• **JOB**:
Show each line from the listing that includes the word "você".

• **DATA LINES**:
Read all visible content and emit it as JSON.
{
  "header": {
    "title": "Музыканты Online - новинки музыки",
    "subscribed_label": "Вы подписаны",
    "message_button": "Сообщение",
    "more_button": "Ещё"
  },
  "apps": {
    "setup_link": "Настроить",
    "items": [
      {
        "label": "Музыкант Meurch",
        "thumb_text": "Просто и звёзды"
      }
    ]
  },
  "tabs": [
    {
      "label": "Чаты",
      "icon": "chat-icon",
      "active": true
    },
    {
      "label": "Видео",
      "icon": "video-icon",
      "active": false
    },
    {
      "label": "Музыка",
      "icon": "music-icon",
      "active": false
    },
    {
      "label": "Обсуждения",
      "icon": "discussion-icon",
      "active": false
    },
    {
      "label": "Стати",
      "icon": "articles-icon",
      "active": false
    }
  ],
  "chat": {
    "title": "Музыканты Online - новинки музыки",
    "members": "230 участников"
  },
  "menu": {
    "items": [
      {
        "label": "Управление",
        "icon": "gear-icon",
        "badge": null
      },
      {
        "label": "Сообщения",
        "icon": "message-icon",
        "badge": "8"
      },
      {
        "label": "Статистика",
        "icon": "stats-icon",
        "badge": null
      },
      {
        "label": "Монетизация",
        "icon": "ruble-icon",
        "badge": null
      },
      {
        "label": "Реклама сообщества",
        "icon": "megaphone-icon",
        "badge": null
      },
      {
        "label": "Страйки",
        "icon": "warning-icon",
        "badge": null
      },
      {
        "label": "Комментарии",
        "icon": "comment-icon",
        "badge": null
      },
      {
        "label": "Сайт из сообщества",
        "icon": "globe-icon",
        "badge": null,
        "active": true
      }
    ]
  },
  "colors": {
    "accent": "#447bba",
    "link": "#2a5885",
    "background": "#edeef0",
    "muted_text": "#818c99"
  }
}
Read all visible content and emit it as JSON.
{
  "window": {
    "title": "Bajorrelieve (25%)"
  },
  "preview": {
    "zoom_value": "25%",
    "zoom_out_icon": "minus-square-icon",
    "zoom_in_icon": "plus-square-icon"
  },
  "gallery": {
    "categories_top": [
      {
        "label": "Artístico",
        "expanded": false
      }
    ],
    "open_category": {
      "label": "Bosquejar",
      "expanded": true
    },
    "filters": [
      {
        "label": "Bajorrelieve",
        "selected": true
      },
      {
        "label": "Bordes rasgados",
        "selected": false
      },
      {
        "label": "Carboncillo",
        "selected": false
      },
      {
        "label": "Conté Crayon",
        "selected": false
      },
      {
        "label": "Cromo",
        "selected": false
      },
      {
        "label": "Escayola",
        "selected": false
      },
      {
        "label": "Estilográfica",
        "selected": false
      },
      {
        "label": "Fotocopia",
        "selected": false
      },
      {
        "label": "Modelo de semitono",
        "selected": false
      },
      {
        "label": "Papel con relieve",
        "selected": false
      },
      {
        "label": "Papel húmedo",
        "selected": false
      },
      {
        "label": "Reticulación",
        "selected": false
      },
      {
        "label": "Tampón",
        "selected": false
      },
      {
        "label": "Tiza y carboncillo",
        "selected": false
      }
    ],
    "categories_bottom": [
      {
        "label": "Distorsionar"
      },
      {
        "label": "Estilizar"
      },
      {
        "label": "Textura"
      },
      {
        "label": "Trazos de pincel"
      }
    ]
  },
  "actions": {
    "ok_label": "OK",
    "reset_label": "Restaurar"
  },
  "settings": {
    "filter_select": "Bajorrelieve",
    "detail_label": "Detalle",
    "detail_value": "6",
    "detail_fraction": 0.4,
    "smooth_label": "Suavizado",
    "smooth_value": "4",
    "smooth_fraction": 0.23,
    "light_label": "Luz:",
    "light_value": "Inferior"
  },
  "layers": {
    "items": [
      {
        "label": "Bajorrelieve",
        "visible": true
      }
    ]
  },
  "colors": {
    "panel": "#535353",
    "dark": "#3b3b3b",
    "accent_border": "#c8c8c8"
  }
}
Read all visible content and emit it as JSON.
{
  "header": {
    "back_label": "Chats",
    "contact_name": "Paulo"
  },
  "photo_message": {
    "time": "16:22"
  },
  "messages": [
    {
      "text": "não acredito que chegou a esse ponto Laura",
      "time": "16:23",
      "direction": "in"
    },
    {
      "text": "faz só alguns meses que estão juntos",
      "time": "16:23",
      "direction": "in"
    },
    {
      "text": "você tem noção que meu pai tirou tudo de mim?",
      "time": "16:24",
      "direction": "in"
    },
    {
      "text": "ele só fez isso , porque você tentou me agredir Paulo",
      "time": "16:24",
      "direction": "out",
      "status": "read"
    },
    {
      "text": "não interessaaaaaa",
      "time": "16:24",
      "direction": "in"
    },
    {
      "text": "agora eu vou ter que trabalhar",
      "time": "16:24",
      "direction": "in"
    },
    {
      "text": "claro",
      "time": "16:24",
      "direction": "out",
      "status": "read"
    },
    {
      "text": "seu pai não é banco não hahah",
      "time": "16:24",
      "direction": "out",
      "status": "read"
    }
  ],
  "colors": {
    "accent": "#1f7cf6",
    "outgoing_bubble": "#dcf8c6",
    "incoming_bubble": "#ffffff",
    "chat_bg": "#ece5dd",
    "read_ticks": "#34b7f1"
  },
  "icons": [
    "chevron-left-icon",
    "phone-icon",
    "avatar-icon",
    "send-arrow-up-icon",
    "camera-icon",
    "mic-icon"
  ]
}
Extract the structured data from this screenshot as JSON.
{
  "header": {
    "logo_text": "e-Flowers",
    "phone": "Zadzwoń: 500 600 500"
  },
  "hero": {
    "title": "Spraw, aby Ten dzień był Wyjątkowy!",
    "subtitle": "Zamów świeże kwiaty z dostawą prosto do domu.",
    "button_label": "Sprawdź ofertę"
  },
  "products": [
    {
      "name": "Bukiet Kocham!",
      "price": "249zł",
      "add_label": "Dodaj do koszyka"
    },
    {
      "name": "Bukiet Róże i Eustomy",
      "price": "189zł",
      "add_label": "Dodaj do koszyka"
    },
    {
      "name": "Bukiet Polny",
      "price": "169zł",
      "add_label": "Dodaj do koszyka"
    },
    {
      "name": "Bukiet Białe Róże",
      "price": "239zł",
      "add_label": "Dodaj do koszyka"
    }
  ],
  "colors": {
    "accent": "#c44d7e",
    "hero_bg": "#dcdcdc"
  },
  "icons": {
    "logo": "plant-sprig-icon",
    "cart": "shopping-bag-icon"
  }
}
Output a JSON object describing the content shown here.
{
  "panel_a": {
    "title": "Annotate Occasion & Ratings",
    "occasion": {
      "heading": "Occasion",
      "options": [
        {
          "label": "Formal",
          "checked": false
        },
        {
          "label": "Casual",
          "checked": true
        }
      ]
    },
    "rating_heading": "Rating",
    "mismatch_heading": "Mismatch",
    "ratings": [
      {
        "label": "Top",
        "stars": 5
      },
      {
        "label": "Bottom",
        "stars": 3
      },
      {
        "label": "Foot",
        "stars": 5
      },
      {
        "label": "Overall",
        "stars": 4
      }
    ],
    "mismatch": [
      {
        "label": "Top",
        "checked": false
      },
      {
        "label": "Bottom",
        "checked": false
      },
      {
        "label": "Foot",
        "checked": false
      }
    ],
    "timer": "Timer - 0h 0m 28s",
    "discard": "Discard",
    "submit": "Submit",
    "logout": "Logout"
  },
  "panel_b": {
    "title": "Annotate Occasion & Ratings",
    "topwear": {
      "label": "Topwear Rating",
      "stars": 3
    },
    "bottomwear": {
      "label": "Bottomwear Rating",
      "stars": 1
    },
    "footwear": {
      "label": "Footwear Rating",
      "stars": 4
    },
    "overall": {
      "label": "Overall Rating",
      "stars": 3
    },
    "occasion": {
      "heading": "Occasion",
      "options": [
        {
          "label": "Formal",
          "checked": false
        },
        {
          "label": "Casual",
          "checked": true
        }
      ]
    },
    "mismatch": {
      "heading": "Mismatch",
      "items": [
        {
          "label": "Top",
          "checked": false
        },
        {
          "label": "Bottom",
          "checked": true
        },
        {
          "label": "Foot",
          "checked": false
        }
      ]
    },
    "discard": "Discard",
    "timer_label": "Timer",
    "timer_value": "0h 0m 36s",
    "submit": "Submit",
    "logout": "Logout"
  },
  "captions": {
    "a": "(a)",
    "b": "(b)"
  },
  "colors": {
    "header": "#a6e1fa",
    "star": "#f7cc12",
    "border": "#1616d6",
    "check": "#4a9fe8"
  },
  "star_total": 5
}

• **FULL SOLUTION**:
      "text": "você tem noção que meu pai tirou tudo de mim?",
      "text": "ele só fez isso , porque você tentou me agredir Paulo",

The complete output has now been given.